__抜き出した文章__:
★ ★ ★ ★ ★ ★ ★
12. The physics of manganites: Structure and transport, M. B. Salamon and M. Jaime, Rev. Mod. Phys. 73, 583 (2001). doi.org/10.1103/RevModPhys.73.583.

マンガン酸化物のレビュー。電気抵抗の理論パートは参考になりそう。

11. Some exact results for dilute mixed-valent and heavy-fermion systems, P. Schlottmann, Phys. Rep. 181, 1 (1989). doi.org/10.1016/0370-1573(89)90116-6

抵抗の議論。磁気抵抗の解析でもたまに使われている。長い。
★ ★ ★ ★ ★ ★ ★
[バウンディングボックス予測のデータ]

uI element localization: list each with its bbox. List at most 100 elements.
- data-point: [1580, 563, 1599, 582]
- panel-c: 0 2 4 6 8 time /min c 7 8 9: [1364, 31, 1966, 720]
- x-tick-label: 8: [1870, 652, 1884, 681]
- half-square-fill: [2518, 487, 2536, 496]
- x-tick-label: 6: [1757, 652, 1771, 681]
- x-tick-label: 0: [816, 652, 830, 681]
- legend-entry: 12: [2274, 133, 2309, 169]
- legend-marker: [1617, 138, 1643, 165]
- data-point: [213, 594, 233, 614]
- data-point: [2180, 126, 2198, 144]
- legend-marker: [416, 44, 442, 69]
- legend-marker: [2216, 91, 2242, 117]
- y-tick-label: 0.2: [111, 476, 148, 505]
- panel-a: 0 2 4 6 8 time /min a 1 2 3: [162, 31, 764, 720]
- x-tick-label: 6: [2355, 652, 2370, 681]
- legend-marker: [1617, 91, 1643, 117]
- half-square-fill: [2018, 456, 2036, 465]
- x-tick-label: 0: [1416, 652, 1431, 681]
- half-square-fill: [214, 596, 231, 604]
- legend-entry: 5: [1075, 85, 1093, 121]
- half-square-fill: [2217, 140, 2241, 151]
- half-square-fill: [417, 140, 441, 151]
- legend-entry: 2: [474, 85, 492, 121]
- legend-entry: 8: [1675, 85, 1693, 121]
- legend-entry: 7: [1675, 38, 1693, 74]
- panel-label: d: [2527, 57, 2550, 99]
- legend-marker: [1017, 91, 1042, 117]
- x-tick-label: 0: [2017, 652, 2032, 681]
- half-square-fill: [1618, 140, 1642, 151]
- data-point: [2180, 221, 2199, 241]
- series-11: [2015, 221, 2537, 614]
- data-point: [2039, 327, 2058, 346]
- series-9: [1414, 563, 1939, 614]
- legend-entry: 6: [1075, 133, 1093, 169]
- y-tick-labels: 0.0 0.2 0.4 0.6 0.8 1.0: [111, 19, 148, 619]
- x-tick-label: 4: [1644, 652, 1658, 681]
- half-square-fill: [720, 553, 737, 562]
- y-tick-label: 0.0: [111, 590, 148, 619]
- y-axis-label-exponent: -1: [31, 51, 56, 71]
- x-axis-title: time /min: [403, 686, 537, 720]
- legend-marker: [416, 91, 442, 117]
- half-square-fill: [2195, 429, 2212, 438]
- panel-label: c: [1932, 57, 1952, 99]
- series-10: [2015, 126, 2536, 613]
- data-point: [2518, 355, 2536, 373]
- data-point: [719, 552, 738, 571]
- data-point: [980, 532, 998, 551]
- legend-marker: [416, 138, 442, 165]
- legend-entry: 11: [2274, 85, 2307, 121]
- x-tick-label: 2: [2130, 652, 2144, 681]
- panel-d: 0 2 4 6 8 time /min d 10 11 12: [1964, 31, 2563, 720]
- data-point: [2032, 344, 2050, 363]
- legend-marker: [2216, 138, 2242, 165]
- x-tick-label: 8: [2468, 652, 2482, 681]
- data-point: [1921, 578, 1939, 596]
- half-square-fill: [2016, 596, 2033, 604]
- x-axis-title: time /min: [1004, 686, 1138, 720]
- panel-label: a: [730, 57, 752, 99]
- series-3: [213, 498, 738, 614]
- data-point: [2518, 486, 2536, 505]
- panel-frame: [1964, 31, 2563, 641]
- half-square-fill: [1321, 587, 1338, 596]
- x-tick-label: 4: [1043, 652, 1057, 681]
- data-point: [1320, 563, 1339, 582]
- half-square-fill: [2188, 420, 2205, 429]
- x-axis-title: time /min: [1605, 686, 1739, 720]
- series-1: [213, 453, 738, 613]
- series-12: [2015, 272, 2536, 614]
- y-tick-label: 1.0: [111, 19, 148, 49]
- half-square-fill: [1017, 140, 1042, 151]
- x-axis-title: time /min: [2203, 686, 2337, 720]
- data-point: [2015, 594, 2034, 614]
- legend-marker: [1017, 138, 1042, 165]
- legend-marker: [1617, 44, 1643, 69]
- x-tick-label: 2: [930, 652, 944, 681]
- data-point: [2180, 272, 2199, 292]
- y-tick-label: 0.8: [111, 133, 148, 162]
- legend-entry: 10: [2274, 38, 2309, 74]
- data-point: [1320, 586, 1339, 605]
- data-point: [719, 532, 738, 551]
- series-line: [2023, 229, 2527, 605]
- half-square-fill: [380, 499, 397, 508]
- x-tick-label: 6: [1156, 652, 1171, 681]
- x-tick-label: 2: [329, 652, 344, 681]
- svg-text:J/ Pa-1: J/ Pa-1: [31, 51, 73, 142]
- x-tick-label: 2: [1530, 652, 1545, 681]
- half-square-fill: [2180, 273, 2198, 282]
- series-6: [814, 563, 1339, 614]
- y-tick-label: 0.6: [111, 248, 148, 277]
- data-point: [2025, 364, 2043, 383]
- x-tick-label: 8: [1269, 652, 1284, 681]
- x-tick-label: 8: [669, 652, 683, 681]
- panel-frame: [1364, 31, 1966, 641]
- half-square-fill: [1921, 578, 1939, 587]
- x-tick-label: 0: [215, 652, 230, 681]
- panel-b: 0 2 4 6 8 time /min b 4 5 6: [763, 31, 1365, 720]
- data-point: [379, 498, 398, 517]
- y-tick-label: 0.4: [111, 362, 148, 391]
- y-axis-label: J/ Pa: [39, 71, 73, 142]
★ ★ ★ ★ ★ ★ ★
__やること__: 抜き出した文章で、マンガン酸化物のレビューについて、どのパートが参考になりそうだと書かれていますか。

__答え__: 電気抵抗の理論パートです。